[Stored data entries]
Start
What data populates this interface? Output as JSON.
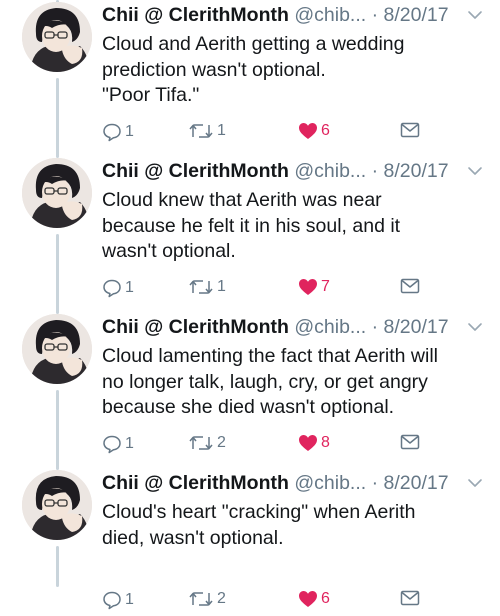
{
  "tweets": [
    {
      "name": "Chii @ ClerithMonth",
      "handle": "@chib...",
      "date": "· 8/20/17",
      "lines": [
        "Cloud and Aerith getting a wedding",
        "prediction wasn't optional.",
        "\"Poor Tifa.\""
      ],
      "replies": "1",
      "retweets": "1",
      "likes": "6"
    },
    {
      "name": "Chii @ ClerithMonth",
      "handle": "@chib...",
      "date": "· 8/20/17",
      "lines": [
        "Cloud knew that Aerith was near",
        "because he felt it in his soul, and it",
        "wasn't optional."
      ],
      "replies": "1",
      "retweets": "1",
      "likes": "7"
    },
    {
      "name": "Chii @ ClerithMonth",
      "handle": "@chib...",
      "date": "· 8/20/17",
      "lines": [
        "Cloud lamenting the fact that Aerith will",
        "no longer talk, laugh, cry, or get angry",
        "because she died wasn't optional."
      ],
      "replies": "1",
      "retweets": "2",
      "likes": "8"
    },
    {
      "name": "Chii @ ClerithMonth",
      "handle": "@chib...",
      "date": "· 8/20/17",
      "lines": [
        "Cloud's heart \"cracking\" when Aerith",
        "died, wasn't optional."
      ],
      "replies": "1",
      "retweets": "2",
      "likes": "6"
    }
  ],
  "icons": {
    "reply": "reply-icon",
    "retweet": "retweet-icon",
    "like": "heart-icon",
    "message": "envelope-icon",
    "more": "chevron-down-icon"
  },
  "colors": {
    "like": "#e0245e",
    "muted": "#657786",
    "text": "#14171a",
    "thread": "#c9d4db"
  }
}
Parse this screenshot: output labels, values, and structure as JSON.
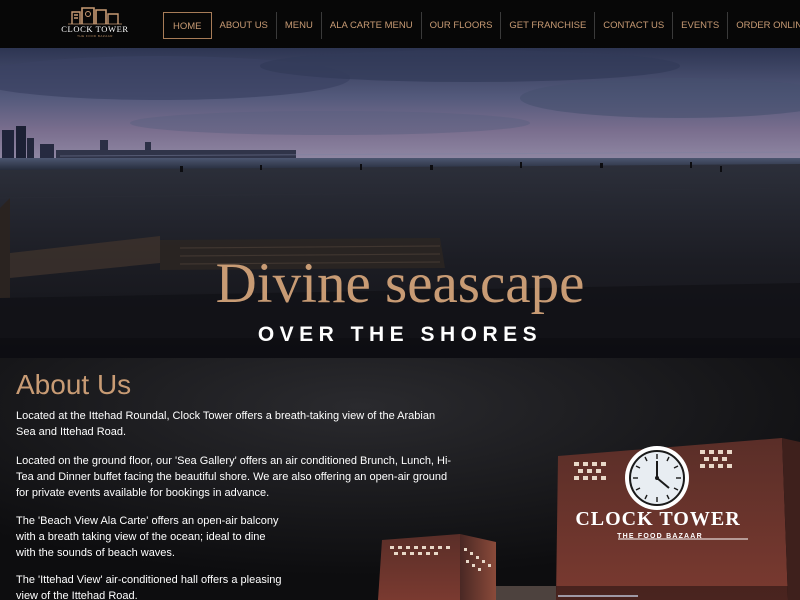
{
  "brand": {
    "name": "CLOCK TOWER",
    "tagline": "THE FOOD BAZAAR"
  },
  "nav": {
    "items": [
      {
        "label": "HOME"
      },
      {
        "label": "ABOUT US"
      },
      {
        "label": "MENU"
      },
      {
        "label": "ALA CARTE MENU"
      },
      {
        "label": "OUR FLOORS"
      },
      {
        "label": "GET FRANCHISE"
      },
      {
        "label": "CONTACT US"
      },
      {
        "label": "EVENTS"
      },
      {
        "label": "ORDER ONLINE"
      }
    ]
  },
  "hero": {
    "title": "Divine seascape",
    "subtitle": "OVER THE SHORES"
  },
  "about": {
    "title": "About Us",
    "paragraphs": [
      "Located at the Ittehad Roundal, Clock Tower offers a breath-taking view of the Arabian Sea and Ittehad Road.",
      "Located on the ground floor, our 'Sea Gallery' offers an air conditioned Brunch, Lunch, Hi-Tea and Dinner buffet facing the beautiful shore. We are also offering an open-air ground for private events available for bookings in advance.",
      "The 'Beach View Ala Carte' offers an open-air balcony with a breath taking view of the ocean; ideal to dine with the sounds of beach waves.",
      "The 'Ittehad View' air-conditioned hall offers a pleasing view of the Ittehad Road."
    ]
  },
  "signage": {
    "main": "CLOCK TOWER",
    "sub": "THE FOOD BAZAAR"
  },
  "colors": {
    "accent": "#c89b74",
    "nav_bg": "#070707",
    "text": "#ffffff"
  }
}
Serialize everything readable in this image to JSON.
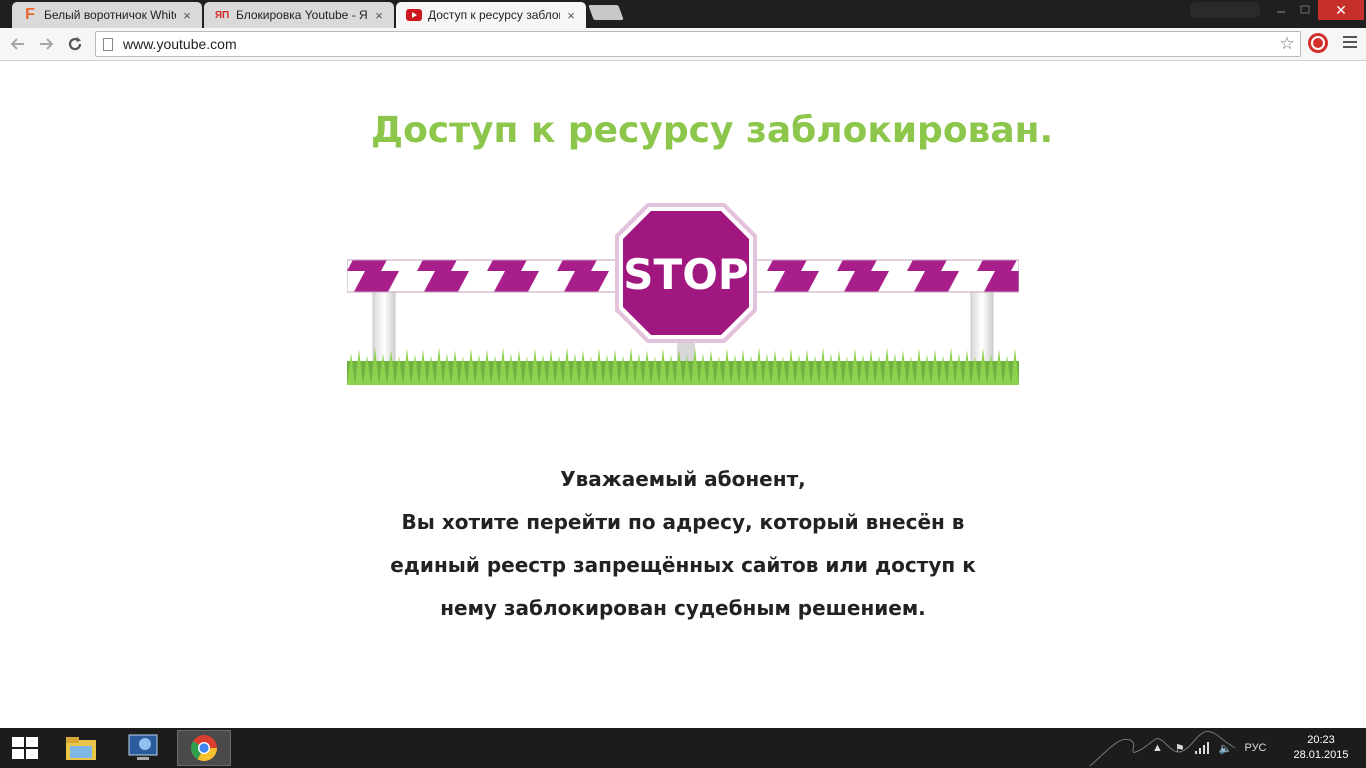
End
== DO THIS ==
Every line of text is to be repeated exactly; pictures are left out.

== FINAL RESULT ==
What data populates this interface? Output as JSON.
{
  "tweets": [
    {
      "name": "Chii @ ClerithMonth",
      "handle": "@chib...",
      "date": "· 8/20/17",
      "lines": [
        "Cloud and Aerith getting a wedding",
        "prediction wasn't optional.",
        "\"Poor Tifa.\""
      ],
      "replies": "1",
      "retweets": "1",
      "likes": "6"
    },
    {
      "name": "Chii @ ClerithMonth",
      "handle": "@chib...",
      "date": "· 8/20/17",
      "lines": [
        "Cloud knew that Aerith was near",
        "because he felt it in his soul, and it",
        "wasn't optional."
      ],
      "replies": "1",
      "retweets": "1",
      "likes": "7"
    },
    {
      "name": "Chii @ ClerithMonth",
      "handle": "@chib...",
      "date": "· 8/20/17",
      "lines": [
        "Cloud lamenting the fact that Aerith will",
        "no longer talk, laugh, cry, or get angry",
        "because she died wasn't optional."
      ],
      "replies": "1",
      "retweets": "2",
      "likes": "8"
    },
    {
      "name": "Chii @ ClerithMonth",
      "handle": "@chib...",
      "date": "· 8/20/17",
      "lines": [
        "Cloud's heart \"cracking\" when Aerith",
        "died, wasn't optional."
      ],
      "replies": "1",
      "retweets": "2",
      "likes": "6"
    }
  ],
  "icons": {
    "reply": "reply-icon",
    "retweet": "retweet-icon",
    "like": "heart-icon",
    "message": "envelope-icon",
    "more": "chevron-down-icon"
  },
  "colors": {
    "like": "#e0245e",
    "muted": "#657786",
    "text": "#14171a",
    "thread": "#c9d4db"
  }
}
Parse this screenshot: output labels, values, and structure as JSON.
{
  "brand": {
    "name": "CLOCK TOWER",
    "tagline": "THE FOOD BAZAAR"
  },
  "nav": {
    "items": [
      {
        "label": "HOME"
      },
      {
        "label": "ABOUT US"
      },
      {
        "label": "MENU"
      },
      {
        "label": "ALA CARTE MENU"
      },
      {
        "label": "OUR FLOORS"
      },
      {
        "label": "GET FRANCHISE"
      },
      {
        "label": "CONTACT US"
      },
      {
        "label": "EVENTS"
      },
      {
        "label": "ORDER ONLINE"
      }
    ]
  },
  "hero": {
    "title": "Divine seascape",
    "subtitle": "OVER THE SHORES"
  },
  "about": {
    "title": "About Us",
    "paragraphs": [
      "Located at the Ittehad Roundal, Clock Tower offers a breath-taking view of the Arabian Sea and Ittehad Road.",
      "Located on the ground floor, our 'Sea Gallery' offers an air conditioned Brunch, Lunch, Hi-Tea and Dinner buffet facing the beautiful shore. We are also offering an open-air ground for private events available for bookings in advance.",
      "The 'Beach View Ala Carte' offers an open-air balcony with a breath taking view of the ocean; ideal to dine with the sounds of beach waves.",
      "The 'Ittehad View' air-conditioned hall offers a pleasing view of the Ittehad Road."
    ]
  },
  "signage": {
    "main": "CLOCK TOWER",
    "sub": "THE FOOD BAZAAR"
  },
  "colors": {
    "accent": "#c89b74",
    "nav_bg": "#070707",
    "text": "#ffffff"
  }
}
Serialize everything readable in this image to JSON.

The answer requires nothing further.